'''

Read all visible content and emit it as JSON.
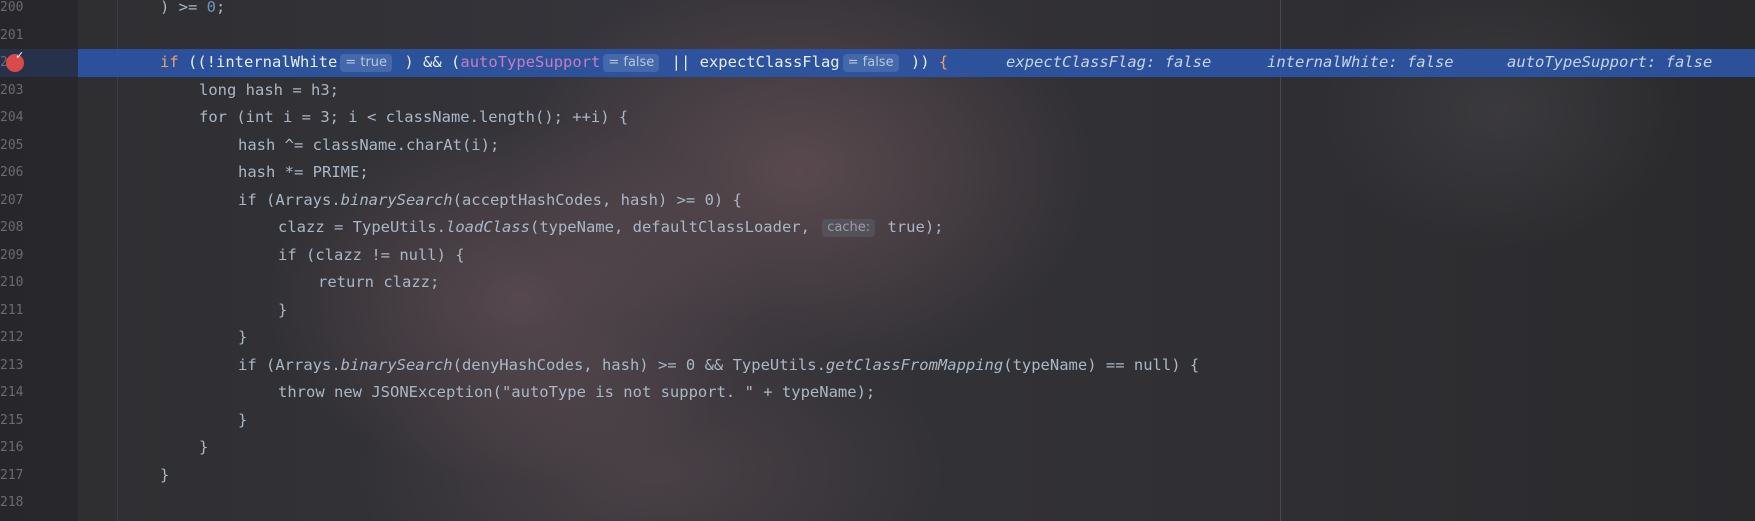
{
  "editor": {
    "lines": [
      {
        "num": "200",
        "parts": [
          {
            "t": ") >= ",
            "c": "txt"
          },
          {
            "t": "0",
            "c": "num"
          },
          {
            "t": ";",
            "c": "txt"
          }
        ]
      },
      {
        "num": "201",
        "parts": []
      },
      {
        "num": "202",
        "parts": []
      },
      {
        "num": "203",
        "parts": []
      },
      {
        "num": "204",
        "parts": []
      },
      {
        "num": "205",
        "parts": []
      },
      {
        "num": "206",
        "parts": []
      },
      {
        "num": "207",
        "parts": []
      },
      {
        "num": "208",
        "parts": []
      },
      {
        "num": "209",
        "parts": []
      },
      {
        "num": "210",
        "parts": []
      },
      {
        "num": "211",
        "parts": []
      },
      {
        "num": "212",
        "parts": []
      },
      {
        "num": "213",
        "parts": []
      },
      {
        "num": "214",
        "parts": []
      },
      {
        "num": "215",
        "parts": []
      },
      {
        "num": "216",
        "parts": []
      },
      {
        "num": "217",
        "parts": []
      },
      {
        "num": "218",
        "parts": []
      }
    ],
    "highlight_line": {
      "tokens": {
        "if": "if",
        "open": " ((!",
        "internalWhite": "internalWhite",
        "internalWhite_hint": "= true",
        "and": " ) && (",
        "autoTypeSupport": "autoTypeSupport",
        "autoTypeSupport_hint": "= false",
        "or": " || ",
        "expectClassFlag": "expectClassFlag",
        "expectClassFlag_hint": "= false",
        "close": " )) ",
        "brace": "{"
      },
      "inline_values": {
        "expectClassFlag": "expectClassFlag: false",
        "internalWhite": "internalWhite: false",
        "autoTypeSupport": "autoTypeSupport: false"
      }
    },
    "code": {
      "l203": "long hash = h3;",
      "l204": "for (int i = 3; i < className.length(); ++i) {",
      "l205": "hash ^= className.charAt(i);",
      "l206": "hash *= PRIME;",
      "l207_a": "if (Arrays.",
      "l207_m": "binarySearch",
      "l207_b": "(acceptHashCodes, hash) >= 0) {",
      "l208_a": "clazz = TypeUtils.",
      "l208_m": "loadClass",
      "l208_b": "(typeName, defaultClassLoader, ",
      "l208_hint": "cache:",
      "l208_c": " true);",
      "l209": "if (clazz != null) {",
      "l210": "return clazz;",
      "l211": "}",
      "l212": "}",
      "l213_a": "if (Arrays.",
      "l213_m": "binarySearch",
      "l213_b": "(denyHashCodes, hash) >= 0 && TypeUtils.",
      "l213_m2": "getClassFromMapping",
      "l213_c": "(typeName) == null) {",
      "l214": "throw new JSONException(\"autoType is not support. \" + typeName);",
      "l215": "}",
      "l216": "}",
      "l217": "}"
    }
  },
  "colors": {
    "highlight": "#2d55a5",
    "breakpoint": "#d94a4a"
  }
}
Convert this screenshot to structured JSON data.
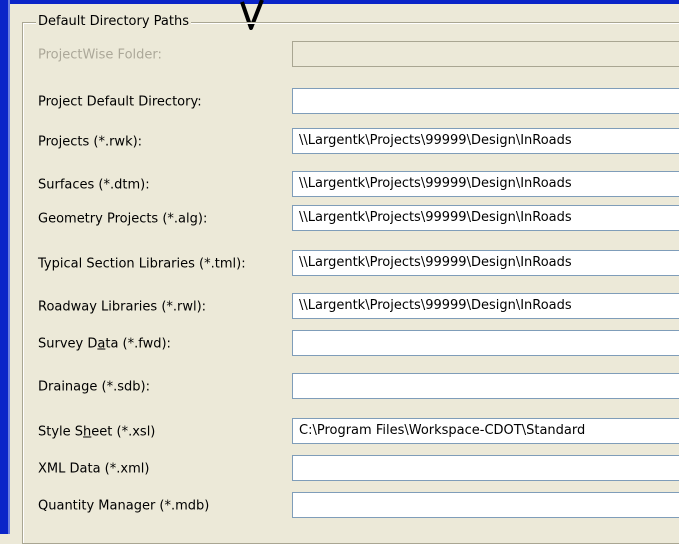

'''

Every line in the data that holds "binarySearch" should be copied out.

- TASK RESULT
      "l207_m": "binarySearch",
      "l213_m": "binarySearch",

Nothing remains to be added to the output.